Task objective:
Collect every line below that contains the word "Мастер".

╭─ Exercise material

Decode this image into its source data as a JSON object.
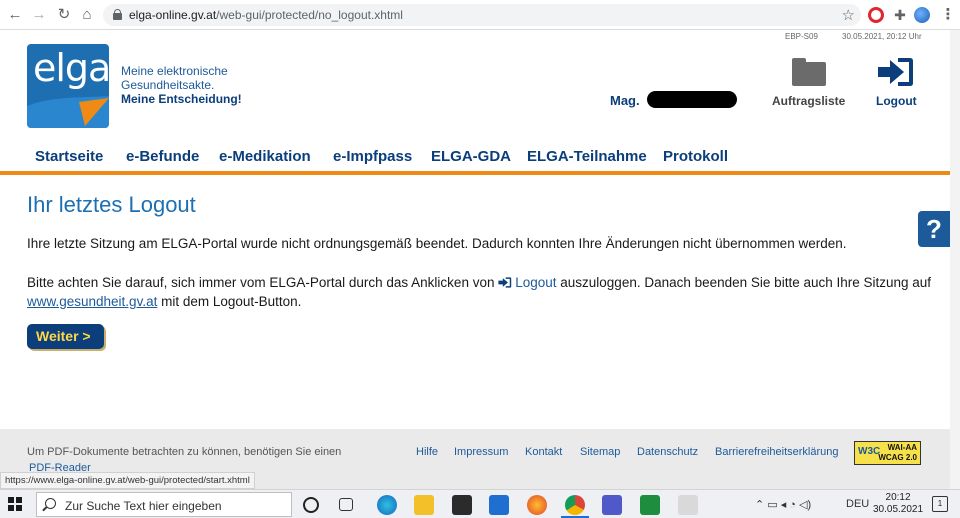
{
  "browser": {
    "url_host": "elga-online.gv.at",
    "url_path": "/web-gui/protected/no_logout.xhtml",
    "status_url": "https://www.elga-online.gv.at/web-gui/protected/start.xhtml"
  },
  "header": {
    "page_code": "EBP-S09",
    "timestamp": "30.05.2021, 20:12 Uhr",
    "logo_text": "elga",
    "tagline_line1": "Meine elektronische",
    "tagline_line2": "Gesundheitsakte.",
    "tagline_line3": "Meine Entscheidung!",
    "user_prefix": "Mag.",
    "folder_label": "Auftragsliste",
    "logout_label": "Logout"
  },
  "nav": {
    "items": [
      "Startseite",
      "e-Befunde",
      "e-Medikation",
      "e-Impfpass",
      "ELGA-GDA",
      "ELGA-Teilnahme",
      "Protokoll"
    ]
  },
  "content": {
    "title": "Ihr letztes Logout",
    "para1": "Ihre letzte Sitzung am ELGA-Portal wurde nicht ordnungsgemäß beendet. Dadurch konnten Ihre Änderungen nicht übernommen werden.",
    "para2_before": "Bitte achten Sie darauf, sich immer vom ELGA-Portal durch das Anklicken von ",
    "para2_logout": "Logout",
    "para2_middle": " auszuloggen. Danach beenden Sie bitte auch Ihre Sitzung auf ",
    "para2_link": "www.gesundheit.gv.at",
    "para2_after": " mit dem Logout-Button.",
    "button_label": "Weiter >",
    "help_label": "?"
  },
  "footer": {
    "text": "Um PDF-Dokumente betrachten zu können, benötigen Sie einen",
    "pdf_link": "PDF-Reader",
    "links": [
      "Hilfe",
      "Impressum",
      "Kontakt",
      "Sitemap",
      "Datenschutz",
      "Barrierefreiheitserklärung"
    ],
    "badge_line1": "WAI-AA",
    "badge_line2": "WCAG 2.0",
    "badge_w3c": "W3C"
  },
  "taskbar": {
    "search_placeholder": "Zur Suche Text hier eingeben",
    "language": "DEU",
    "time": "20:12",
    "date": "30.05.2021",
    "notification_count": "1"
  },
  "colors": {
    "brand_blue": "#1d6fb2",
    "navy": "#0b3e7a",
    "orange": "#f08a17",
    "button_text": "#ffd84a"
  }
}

╰─
╭─ Exercise material

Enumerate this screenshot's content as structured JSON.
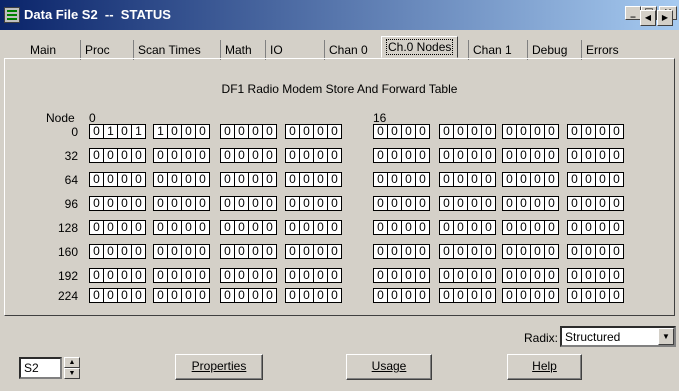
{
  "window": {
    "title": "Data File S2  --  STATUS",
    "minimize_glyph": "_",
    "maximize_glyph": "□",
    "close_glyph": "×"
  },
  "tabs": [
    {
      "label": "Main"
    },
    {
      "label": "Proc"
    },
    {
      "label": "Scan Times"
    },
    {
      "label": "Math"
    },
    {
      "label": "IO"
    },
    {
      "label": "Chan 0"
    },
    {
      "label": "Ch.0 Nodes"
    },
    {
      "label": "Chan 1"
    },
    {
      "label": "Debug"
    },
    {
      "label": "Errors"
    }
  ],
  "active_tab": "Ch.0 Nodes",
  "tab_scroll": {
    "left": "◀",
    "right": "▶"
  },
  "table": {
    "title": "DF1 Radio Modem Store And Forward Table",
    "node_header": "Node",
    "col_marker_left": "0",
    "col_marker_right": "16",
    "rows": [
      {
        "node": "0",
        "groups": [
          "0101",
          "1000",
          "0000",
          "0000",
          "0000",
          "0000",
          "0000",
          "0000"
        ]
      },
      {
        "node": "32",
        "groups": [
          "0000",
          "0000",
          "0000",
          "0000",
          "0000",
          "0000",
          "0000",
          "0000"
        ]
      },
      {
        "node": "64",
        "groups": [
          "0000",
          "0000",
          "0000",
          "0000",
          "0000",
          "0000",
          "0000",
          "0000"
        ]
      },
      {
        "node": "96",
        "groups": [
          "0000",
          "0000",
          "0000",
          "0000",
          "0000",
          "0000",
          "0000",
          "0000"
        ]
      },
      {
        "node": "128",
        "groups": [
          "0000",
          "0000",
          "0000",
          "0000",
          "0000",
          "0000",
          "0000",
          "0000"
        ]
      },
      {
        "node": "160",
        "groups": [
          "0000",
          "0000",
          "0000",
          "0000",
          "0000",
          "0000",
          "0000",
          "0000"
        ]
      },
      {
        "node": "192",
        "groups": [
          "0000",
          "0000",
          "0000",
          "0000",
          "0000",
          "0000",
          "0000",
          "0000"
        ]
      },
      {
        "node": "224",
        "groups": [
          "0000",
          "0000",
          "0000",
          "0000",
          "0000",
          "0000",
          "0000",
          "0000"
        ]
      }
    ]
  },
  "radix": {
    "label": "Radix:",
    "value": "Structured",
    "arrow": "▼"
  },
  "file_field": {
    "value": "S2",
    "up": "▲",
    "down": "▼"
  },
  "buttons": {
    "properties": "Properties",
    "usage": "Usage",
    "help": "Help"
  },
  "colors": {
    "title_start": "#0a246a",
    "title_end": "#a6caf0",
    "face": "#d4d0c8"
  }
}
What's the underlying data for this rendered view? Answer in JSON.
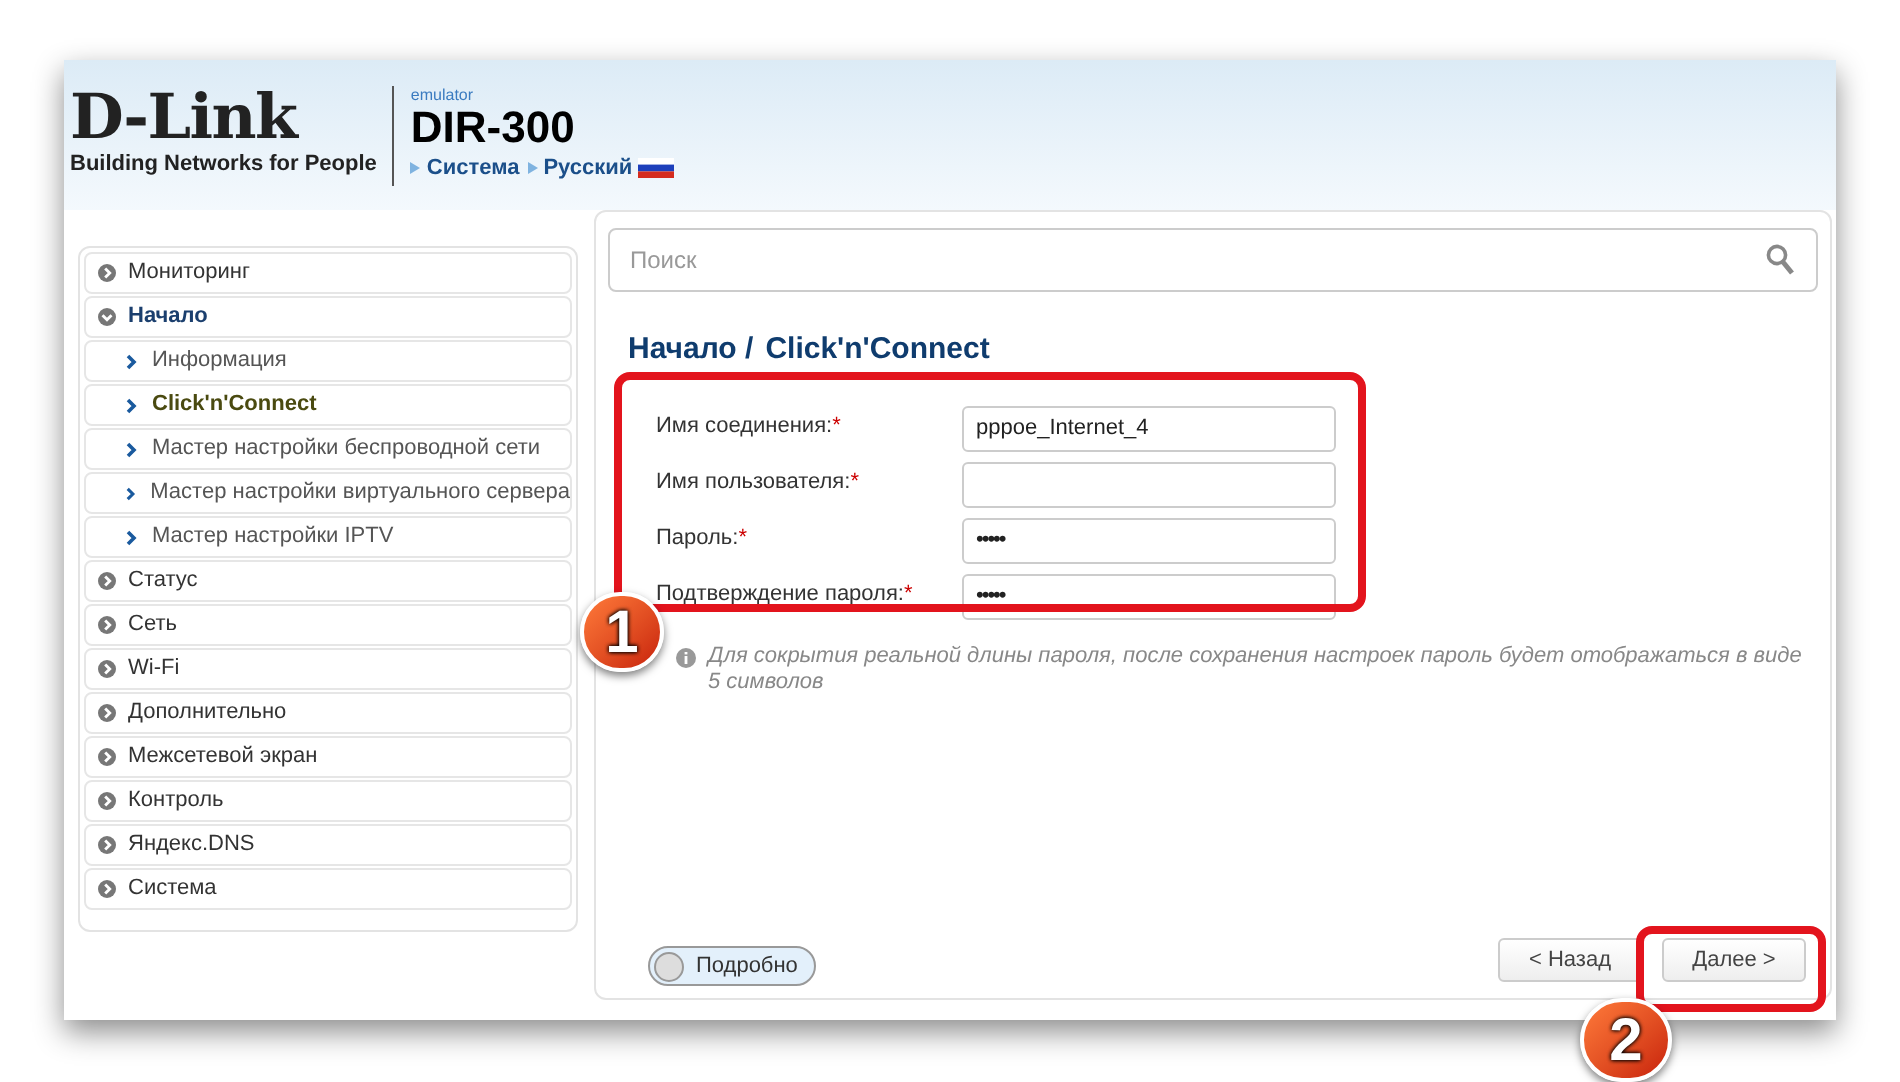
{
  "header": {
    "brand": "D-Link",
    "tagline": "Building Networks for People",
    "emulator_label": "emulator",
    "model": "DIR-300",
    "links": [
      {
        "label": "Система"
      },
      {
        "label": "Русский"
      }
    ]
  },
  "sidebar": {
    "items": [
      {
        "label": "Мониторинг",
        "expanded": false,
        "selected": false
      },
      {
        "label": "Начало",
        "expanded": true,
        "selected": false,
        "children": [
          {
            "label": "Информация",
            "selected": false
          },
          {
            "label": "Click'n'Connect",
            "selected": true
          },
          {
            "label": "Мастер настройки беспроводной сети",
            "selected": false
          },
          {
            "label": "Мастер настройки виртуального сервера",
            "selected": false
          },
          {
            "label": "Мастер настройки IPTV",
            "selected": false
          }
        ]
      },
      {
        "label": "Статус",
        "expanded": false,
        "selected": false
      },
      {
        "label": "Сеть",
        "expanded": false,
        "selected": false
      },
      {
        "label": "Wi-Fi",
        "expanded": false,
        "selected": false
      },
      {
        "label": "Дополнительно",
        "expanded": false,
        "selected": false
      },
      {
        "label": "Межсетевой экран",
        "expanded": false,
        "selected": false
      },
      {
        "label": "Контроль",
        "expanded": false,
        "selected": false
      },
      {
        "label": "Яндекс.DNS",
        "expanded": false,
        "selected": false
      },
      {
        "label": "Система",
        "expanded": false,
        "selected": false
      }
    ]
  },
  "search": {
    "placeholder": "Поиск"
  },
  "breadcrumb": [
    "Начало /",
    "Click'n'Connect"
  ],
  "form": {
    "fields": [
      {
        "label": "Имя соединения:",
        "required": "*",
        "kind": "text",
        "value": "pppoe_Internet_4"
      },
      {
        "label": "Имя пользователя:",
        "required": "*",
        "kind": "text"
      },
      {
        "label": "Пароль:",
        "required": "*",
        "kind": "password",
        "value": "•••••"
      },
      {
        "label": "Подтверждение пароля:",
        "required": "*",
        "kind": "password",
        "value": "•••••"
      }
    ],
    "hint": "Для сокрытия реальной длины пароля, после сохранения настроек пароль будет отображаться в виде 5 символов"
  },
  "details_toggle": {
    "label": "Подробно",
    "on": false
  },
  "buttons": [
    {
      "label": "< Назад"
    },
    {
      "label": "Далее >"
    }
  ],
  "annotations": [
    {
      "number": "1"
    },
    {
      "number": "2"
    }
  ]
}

╰─

Response to the exercise:
            "label": "Мастер настройки беспроводной сети",
            "label": "Мастер настройки виртуального сервера",
            "label": "Мастер настройки IPTV",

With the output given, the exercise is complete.